## EXERCISE BRIEF
Copy out, exactly as written, only the line containing "What data populates" and the lines after it through the end of the records.

(Stored data entries)
--

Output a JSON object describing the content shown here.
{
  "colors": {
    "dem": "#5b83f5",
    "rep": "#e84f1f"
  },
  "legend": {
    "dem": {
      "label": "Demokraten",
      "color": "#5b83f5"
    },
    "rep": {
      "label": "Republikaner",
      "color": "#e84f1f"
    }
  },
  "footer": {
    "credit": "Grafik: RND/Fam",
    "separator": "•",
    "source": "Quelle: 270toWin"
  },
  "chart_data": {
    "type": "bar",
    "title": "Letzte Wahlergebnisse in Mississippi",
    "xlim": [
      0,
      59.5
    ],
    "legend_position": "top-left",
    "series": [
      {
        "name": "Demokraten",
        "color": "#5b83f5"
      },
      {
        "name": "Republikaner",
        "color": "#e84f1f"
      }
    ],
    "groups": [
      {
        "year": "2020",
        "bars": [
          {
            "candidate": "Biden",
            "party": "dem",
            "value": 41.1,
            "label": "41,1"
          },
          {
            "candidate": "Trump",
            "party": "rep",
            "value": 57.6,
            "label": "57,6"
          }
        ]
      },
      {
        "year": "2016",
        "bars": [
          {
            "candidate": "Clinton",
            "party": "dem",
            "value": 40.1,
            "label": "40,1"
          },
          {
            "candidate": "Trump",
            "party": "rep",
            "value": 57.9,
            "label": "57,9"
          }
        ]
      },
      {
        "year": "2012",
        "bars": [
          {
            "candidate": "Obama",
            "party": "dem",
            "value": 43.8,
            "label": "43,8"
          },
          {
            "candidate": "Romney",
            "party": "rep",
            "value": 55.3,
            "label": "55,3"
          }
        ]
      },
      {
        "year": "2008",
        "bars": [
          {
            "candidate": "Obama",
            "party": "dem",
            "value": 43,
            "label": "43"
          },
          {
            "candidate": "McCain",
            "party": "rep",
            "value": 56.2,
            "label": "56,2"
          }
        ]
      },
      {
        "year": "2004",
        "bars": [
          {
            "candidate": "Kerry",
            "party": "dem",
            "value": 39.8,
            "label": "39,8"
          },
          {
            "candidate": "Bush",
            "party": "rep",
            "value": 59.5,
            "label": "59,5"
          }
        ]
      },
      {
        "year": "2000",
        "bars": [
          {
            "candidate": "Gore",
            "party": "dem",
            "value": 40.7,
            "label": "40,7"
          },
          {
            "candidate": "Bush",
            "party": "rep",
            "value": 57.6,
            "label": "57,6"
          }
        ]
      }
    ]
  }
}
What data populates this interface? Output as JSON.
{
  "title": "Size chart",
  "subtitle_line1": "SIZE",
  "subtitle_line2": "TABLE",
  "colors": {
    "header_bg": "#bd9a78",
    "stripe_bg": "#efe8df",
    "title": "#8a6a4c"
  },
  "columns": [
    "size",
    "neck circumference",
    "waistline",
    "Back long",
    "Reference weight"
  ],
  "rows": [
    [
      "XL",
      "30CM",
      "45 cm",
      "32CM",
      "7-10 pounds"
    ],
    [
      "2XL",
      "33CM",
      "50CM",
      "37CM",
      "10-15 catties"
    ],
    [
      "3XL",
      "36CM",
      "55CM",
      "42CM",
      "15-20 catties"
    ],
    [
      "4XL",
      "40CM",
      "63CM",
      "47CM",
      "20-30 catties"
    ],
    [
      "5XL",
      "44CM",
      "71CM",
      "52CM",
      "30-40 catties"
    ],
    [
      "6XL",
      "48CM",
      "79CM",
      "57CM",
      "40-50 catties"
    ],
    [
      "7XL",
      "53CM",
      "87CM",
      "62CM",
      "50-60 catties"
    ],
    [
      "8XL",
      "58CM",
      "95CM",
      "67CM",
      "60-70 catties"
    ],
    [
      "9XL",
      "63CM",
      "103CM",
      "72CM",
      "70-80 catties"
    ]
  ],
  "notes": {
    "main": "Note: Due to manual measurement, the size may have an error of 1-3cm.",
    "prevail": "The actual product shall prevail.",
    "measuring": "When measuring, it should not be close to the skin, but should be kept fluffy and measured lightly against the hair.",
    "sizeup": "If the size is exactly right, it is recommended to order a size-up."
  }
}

--

## OUTPUT OF THE EXERCISE
What data populates this interface? Output as JSON.
{
  "title": "Size chart",
  "subtitle_line1": "SIZE",
  "subtitle_line2": "TABLE",
  "colors": {
    "header_bg": "#bd9a78",
    "stripe_bg": "#efe8df",
    "title": "#8a6a4c"
  },
  "columns": [
    "size",
    "neck circumference",
    "waistline",
    "Back long",
    "Reference weight"
  ],
  "rows": [
    [
      "XL",
      "30CM",
      "45 cm",
      "32CM",
      "7-10 pounds"
    ],
    [
      "2XL",
      "33CM",
      "50CM",
      "37CM",
      "10-15 catties"
    ],
    [
      "3XL",
      "36CM",
      "55CM",
      "42CM",
      "15-20 catties"
    ],
    [
      "4XL",
      "40CM",
      "63CM",
      "47CM",
      "20-30 catties"
    ],
    [
      "5XL",
      "44CM",
      "71CM",
      "52CM",
      "30-40 catties"
    ],
    [
      "6XL",
      "48CM",
      "79CM",
      "57CM",
      "40-50 catties"
    ],
    [
      "7XL",
      "53CM",
      "87CM",
      "62CM",
      "50-60 catties"
    ],
    [
      "8XL",
      "58CM",
      "95CM",
      "67CM",
      "60-70 catties"
    ],
    [
      "9XL",
      "63CM",
      "103CM",
      "72CM",
      "70-80 catties"
    ]
  ],
  "notes": {
    "main": "Note: Due to manual measurement, the size may have an error of 1-3cm.",
    "prevail": "The actual product shall prevail.",
    "measuring": "When measuring, it should not be close to the skin, but should be kept fluffy and measured lightly against the hair.",
    "sizeup": "If the size is exactly right, it is recommended to order a size-up."
  }
}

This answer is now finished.